Start of Data supplied

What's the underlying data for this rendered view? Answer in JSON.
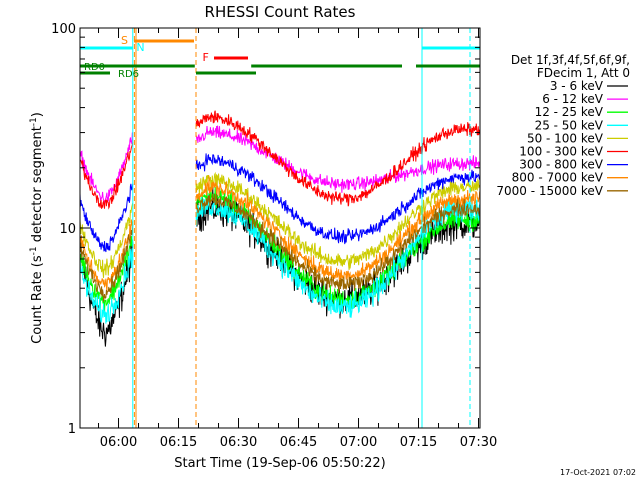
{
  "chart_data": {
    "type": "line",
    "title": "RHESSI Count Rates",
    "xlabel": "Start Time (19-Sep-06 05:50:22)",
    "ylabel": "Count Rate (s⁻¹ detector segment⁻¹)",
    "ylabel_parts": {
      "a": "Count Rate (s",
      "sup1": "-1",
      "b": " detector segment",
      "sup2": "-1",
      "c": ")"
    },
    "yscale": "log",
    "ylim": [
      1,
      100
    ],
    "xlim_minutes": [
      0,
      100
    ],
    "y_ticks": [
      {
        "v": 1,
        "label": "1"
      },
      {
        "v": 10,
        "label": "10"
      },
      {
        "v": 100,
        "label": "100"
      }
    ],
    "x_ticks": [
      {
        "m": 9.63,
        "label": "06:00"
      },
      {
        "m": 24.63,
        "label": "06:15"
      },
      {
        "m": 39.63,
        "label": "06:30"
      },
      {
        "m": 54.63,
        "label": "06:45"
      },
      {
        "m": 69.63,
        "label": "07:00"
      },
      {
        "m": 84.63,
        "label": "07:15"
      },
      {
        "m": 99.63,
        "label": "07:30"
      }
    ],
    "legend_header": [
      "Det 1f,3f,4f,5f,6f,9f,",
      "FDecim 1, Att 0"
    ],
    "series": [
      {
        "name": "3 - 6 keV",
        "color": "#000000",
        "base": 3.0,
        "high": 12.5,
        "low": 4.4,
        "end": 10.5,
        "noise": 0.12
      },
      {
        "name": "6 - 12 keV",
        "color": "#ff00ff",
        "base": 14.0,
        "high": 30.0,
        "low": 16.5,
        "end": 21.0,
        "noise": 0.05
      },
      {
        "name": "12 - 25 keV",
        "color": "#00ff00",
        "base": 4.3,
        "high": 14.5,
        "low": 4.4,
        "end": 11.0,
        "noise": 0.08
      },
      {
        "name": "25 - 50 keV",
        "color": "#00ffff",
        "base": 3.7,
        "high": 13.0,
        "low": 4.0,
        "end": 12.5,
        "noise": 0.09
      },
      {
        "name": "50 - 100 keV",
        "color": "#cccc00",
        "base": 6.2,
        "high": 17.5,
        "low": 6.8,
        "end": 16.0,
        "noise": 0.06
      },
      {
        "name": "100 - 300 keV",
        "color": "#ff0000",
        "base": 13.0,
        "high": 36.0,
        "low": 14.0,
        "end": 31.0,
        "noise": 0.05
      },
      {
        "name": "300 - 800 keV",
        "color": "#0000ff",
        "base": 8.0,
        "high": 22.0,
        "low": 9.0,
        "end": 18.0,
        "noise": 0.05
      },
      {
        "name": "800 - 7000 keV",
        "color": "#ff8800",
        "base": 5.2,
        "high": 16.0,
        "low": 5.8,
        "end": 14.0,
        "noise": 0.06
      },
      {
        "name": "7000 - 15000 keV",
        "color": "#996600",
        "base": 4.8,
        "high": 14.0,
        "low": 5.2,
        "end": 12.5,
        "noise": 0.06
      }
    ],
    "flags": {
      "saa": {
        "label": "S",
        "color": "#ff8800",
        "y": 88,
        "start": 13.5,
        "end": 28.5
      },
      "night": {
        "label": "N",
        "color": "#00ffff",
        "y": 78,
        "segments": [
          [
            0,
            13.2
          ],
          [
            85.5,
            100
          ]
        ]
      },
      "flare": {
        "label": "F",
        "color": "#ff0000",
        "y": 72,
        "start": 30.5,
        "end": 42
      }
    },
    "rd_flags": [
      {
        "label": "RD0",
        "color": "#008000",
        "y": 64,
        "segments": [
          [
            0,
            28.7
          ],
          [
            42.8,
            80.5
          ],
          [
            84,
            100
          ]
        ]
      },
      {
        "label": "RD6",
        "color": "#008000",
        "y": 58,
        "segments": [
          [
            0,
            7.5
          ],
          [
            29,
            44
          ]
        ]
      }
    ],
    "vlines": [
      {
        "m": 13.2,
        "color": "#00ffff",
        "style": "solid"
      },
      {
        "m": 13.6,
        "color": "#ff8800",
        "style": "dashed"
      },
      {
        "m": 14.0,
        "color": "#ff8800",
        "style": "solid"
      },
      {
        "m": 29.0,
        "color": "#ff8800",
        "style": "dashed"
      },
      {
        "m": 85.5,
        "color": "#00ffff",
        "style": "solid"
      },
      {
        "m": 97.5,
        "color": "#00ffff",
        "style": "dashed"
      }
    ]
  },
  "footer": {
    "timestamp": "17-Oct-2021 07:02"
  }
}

End of Data supplied

Transcribe the material as is, with images omitted.

Result of this exercise:
What's the underlying data for this rendered view? Answer in JSON.
{
  "chart_data": {
    "type": "line",
    "title": "RHESSI Count Rates",
    "xlabel": "Start Time (19-Sep-06 05:50:22)",
    "ylabel": "Count Rate (s⁻¹ detector segment⁻¹)",
    "ylabel_parts": {
      "a": "Count Rate (s",
      "sup1": "-1",
      "b": " detector segment",
      "sup2": "-1",
      "c": ")"
    },
    "yscale": "log",
    "ylim": [
      1,
      100
    ],
    "xlim_minutes": [
      0,
      100
    ],
    "y_ticks": [
      {
        "v": 1,
        "label": "1"
      },
      {
        "v": 10,
        "label": "10"
      },
      {
        "v": 100,
        "label": "100"
      }
    ],
    "x_ticks": [
      {
        "m": 9.63,
        "label": "06:00"
      },
      {
        "m": 24.63,
        "label": "06:15"
      },
      {
        "m": 39.63,
        "label": "06:30"
      },
      {
        "m": 54.63,
        "label": "06:45"
      },
      {
        "m": 69.63,
        "label": "07:00"
      },
      {
        "m": 84.63,
        "label": "07:15"
      },
      {
        "m": 99.63,
        "label": "07:30"
      }
    ],
    "legend_header": [
      "Det 1f,3f,4f,5f,6f,9f,",
      "FDecim 1, Att 0"
    ],
    "series": [
      {
        "name": "3 - 6 keV",
        "color": "#000000",
        "base": 3.0,
        "high": 12.5,
        "low": 4.4,
        "end": 10.5,
        "noise": 0.12
      },
      {
        "name": "6 - 12 keV",
        "color": "#ff00ff",
        "base": 14.0,
        "high": 30.0,
        "low": 16.5,
        "end": 21.0,
        "noise": 0.05
      },
      {
        "name": "12 - 25 keV",
        "color": "#00ff00",
        "base": 4.3,
        "high": 14.5,
        "low": 4.4,
        "end": 11.0,
        "noise": 0.08
      },
      {
        "name": "25 - 50 keV",
        "color": "#00ffff",
        "base": 3.7,
        "high": 13.0,
        "low": 4.0,
        "end": 12.5,
        "noise": 0.09
      },
      {
        "name": "50 - 100 keV",
        "color": "#cccc00",
        "base": 6.2,
        "high": 17.5,
        "low": 6.8,
        "end": 16.0,
        "noise": 0.06
      },
      {
        "name": "100 - 300 keV",
        "color": "#ff0000",
        "base": 13.0,
        "high": 36.0,
        "low": 14.0,
        "end": 31.0,
        "noise": 0.05
      },
      {
        "name": "300 - 800 keV",
        "color": "#0000ff",
        "base": 8.0,
        "high": 22.0,
        "low": 9.0,
        "end": 18.0,
        "noise": 0.05
      },
      {
        "name": "800 - 7000 keV",
        "color": "#ff8800",
        "base": 5.2,
        "high": 16.0,
        "low": 5.8,
        "end": 14.0,
        "noise": 0.06
      },
      {
        "name": "7000 - 15000 keV",
        "color": "#996600",
        "base": 4.8,
        "high": 14.0,
        "low": 5.2,
        "end": 12.5,
        "noise": 0.06
      }
    ],
    "flags": {
      "saa": {
        "label": "S",
        "color": "#ff8800",
        "y": 88,
        "start": 13.5,
        "end": 28.5
      },
      "night": {
        "label": "N",
        "color": "#00ffff",
        "y": 78,
        "segments": [
          [
            0,
            13.2
          ],
          [
            85.5,
            100
          ]
        ]
      },
      "flare": {
        "label": "F",
        "color": "#ff0000",
        "y": 72,
        "start": 30.5,
        "end": 42
      }
    },
    "rd_flags": [
      {
        "label": "RD0",
        "color": "#008000",
        "y": 64,
        "segments": [
          [
            0,
            28.7
          ],
          [
            42.8,
            80.5
          ],
          [
            84,
            100
          ]
        ]
      },
      {
        "label": "RD6",
        "color": "#008000",
        "y": 58,
        "segments": [
          [
            0,
            7.5
          ],
          [
            29,
            44
          ]
        ]
      }
    ],
    "vlines": [
      {
        "m": 13.2,
        "color": "#00ffff",
        "style": "solid"
      },
      {
        "m": 13.6,
        "color": "#ff8800",
        "style": "dashed"
      },
      {
        "m": 14.0,
        "color": "#ff8800",
        "style": "solid"
      },
      {
        "m": 29.0,
        "color": "#ff8800",
        "style": "dashed"
      },
      {
        "m": 85.5,
        "color": "#00ffff",
        "style": "solid"
      },
      {
        "m": 97.5,
        "color": "#00ffff",
        "style": "dashed"
      }
    ]
  },
  "footer": {
    "timestamp": "17-Oct-2021 07:02"
  }
}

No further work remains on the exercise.